The listing below should be written out exactly; please include all of it.
### Source records ###
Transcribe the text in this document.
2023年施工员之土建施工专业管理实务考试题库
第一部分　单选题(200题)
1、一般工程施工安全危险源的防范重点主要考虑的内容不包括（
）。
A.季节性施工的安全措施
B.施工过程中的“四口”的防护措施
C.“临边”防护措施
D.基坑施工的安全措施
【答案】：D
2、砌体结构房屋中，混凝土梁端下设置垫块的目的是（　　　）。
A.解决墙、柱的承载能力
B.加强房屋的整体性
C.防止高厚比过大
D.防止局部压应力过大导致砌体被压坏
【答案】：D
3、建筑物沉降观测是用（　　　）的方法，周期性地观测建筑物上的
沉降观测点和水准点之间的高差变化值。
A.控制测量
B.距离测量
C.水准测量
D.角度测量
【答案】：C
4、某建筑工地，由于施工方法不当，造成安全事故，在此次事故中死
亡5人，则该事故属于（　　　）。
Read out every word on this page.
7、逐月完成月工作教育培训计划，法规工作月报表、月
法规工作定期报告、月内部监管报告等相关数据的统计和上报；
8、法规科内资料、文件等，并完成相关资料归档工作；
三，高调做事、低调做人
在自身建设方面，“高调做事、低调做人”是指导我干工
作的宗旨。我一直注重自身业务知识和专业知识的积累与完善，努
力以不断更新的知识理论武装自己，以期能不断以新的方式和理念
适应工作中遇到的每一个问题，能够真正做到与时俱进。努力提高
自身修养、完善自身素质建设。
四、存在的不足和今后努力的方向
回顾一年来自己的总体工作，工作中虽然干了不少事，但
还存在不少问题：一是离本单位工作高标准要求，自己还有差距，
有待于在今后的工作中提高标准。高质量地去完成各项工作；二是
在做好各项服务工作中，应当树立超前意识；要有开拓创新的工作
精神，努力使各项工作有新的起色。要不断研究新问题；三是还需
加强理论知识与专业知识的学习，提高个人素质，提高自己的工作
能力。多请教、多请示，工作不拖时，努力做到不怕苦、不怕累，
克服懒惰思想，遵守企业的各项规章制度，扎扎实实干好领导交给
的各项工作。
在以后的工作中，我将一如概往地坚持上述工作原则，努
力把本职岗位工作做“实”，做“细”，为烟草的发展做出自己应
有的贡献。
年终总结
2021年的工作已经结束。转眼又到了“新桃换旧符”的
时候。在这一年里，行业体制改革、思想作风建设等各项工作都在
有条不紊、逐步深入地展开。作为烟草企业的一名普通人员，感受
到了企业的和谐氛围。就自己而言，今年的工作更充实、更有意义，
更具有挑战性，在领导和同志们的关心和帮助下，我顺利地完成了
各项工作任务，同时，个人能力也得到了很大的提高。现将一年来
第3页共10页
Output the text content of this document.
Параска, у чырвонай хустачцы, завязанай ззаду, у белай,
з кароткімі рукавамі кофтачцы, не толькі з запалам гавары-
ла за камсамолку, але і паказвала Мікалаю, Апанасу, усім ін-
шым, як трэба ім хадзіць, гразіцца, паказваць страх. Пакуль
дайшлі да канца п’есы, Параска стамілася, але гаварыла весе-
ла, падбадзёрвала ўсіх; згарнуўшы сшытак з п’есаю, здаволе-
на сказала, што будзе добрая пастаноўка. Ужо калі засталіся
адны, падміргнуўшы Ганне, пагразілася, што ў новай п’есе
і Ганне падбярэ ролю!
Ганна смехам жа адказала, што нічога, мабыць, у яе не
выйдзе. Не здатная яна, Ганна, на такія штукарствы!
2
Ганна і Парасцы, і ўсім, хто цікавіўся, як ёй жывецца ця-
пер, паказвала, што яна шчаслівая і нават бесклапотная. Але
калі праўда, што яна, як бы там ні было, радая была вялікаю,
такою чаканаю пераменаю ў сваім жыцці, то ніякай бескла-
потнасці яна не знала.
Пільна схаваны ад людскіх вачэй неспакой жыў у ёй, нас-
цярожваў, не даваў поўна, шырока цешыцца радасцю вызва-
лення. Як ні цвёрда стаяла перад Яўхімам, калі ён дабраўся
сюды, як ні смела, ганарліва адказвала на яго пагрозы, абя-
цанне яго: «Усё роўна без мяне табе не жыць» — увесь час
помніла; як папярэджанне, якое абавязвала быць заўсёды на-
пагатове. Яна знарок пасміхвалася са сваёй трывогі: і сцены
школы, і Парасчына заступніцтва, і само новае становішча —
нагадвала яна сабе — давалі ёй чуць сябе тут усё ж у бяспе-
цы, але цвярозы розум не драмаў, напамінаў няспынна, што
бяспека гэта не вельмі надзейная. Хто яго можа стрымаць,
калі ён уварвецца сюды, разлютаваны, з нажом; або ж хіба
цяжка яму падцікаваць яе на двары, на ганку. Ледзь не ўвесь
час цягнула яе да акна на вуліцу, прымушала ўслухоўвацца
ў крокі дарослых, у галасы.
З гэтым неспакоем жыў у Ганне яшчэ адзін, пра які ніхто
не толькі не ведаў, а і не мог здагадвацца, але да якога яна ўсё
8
###
(Answer to the problem):
Transcribe the text in this document.
2023年施工员之土建施工专业管理实务考试题库
第一部分　单选题(200题)
1、一般工程施工安全危险源的防范重点主要考虑的内容不包括（
）。
A.季节性施工的安全措施
B.施工过程中的“四口”的防护措施
C.“临边”防护措施
D.基坑施工的安全措施
【答案】：D
2、砌体结构房屋中，混凝土梁端下设置垫块的目的是（　　　）。
A.解决墙、柱的承载能力
B.加强房屋的整体性
C.防止高厚比过大
D.防止局部压应力过大导致砌体被压坏
【答案】：D
3、建筑物沉降观测是用（　　　）的方法，周期性地观测建筑物上的
沉降观测点和水准点之间的高差变化值。
A.控制测量
B.距离测量
C.水准测量
D.角度测量
【答案】：C
4、某建筑工地，由于施工方法不当，造成安全事故，在此次事故中死
亡5人，则该事故属于（　　　）。
Read out every word on this page.
7、逐月完成月工作教育培训计划，法规工作月报表、月
法规工作定期报告、月内部监管报告等相关数据的统计和上报；
8、法规科内资料、文件等，并完成相关资料归档工作；
三，高调做事、低调做人
在自身建设方面，“高调做事、低调做人”是指导我干工
作的宗旨。我一直注重自身业务知识和专业知识的积累与完善，努
力以不断更新的知识理论武装自己，以期能不断以新的方式和理念
适应工作中遇到的每一个问题，能够真正做到与时俱进。努力提高
自身修养、完善自身素质建设。
四、存在的不足和今后努力的方向
回顾一年来自己的总体工作，工作中虽然干了不少事，但
还存在不少问题：一是离本单位工作高标准要求，自己还有差距，
有待于在今后的工作中提高标准。高质量地去完成各项工作；二是
在做好各项服务工作中，应当树立超前意识；要有开拓创新的工作
精神，努力使各项工作有新的起色。要不断研究新问题；三是还需
加强理论知识与专业知识的学习，提高个人素质，提高自己的工作
能力。多请教、多请示，工作不拖时，努力做到不怕苦、不怕累，
克服懒惰思想，遵守企业的各项规章制度，扎扎实实干好领导交给
的各项工作。
在以后的工作中，我将一如概往地坚持上述工作原则，努
力把本职岗位工作做“实”，做“细”，为烟草的发展做出自己应
有的贡献。
年终总结
2021年的工作已经结束。转眼又到了“新桃换旧符”的
时候。在这一年里，行业体制改革、思想作风建设等各项工作都在
有条不紊、逐步深入地展开。作为烟草企业的一名普通人员，感受
到了企业的和谐氛围。就自己而言，今年的工作更充实、更有意义，
更具有挑战性，在领导和同志们的关心和帮助下，我顺利地完成了
各项工作任务，同时，个人能力也得到了很大的提高。现将一年来
第3页共10页
Output the text content of this document.
Параска, у чырвонай хустачцы, завязанай ззаду, у белай,
з кароткімі рукавамі кофтачцы, не толькі з запалам гавары-
ла за камсамолку, але і паказвала Мікалаю, Апанасу, усім ін-
шым, як трэба ім хадзіць, гразіцца, паказваць страх. Пакуль
дайшлі да канца п’есы, Параска стамілася, але гаварыла весе-
ла, падбадзёрвала ўсіх; згарнуўшы сшытак з п’есаю, здаволе-
на сказала, што будзе добрая пастаноўка. Ужо калі засталіся
адны, падміргнуўшы Ганне, пагразілася, што ў новай п’есе
і Ганне падбярэ ролю!
Ганна смехам жа адказала, што нічога, мабыць, у яе не
выйдзе. Не здатная яна, Ганна, на такія штукарствы!
2
Ганна і Парасцы, і ўсім, хто цікавіўся, як ёй жывецца ця-
пер, паказвала, што яна шчаслівая і нават бесклапотная. Але
калі праўда, што яна, як бы там ні было, радая была вялікаю,
такою чаканаю пераменаю ў сваім жыцці, то ніякай бескла-
потнасці яна не знала.
Пільна схаваны ад людскіх вачэй неспакой жыў у ёй, нас-
цярожваў, не даваў поўна, шырока цешыцца радасцю вызва-
лення. Як ні цвёрда стаяла перад Яўхімам, калі ён дабраўся
сюды, як ні смела, ганарліва адказвала на яго пагрозы, абя-
цанне яго: «Усё роўна без мяне табе не жыць» — увесь час
помніла; як папярэджанне, якое абавязвала быць заўсёды на-
пагатове. Яна знарок пасміхвалася са сваёй трывогі: і сцены
школы, і Парасчына заступніцтва, і само новае становішча —
нагадвала яна сабе — давалі ёй чуць сябе тут усё ж у бяспе-
цы, але цвярозы розум не драмаў, напамінаў няспынна, што
бяспека гэта не вельмі надзейная. Хто яго можа стрымаць,
калі ён уварвецца сюды, разлютаваны, з нажом; або ж хіба
цяжка яму падцікаваць яе на двары, на ганку. Ледзь не ўвесь
час цягнула яе да акна на вуліцу, прымушала ўслухоўвацца
ў крокі дарослых, у галасы.
З гэтым неспакоем жыў у Ганне яшчэ адзін, пра які ніхто
не толькі не ведаў, а і не мог здагадвацца, але да якога яна ўсё
8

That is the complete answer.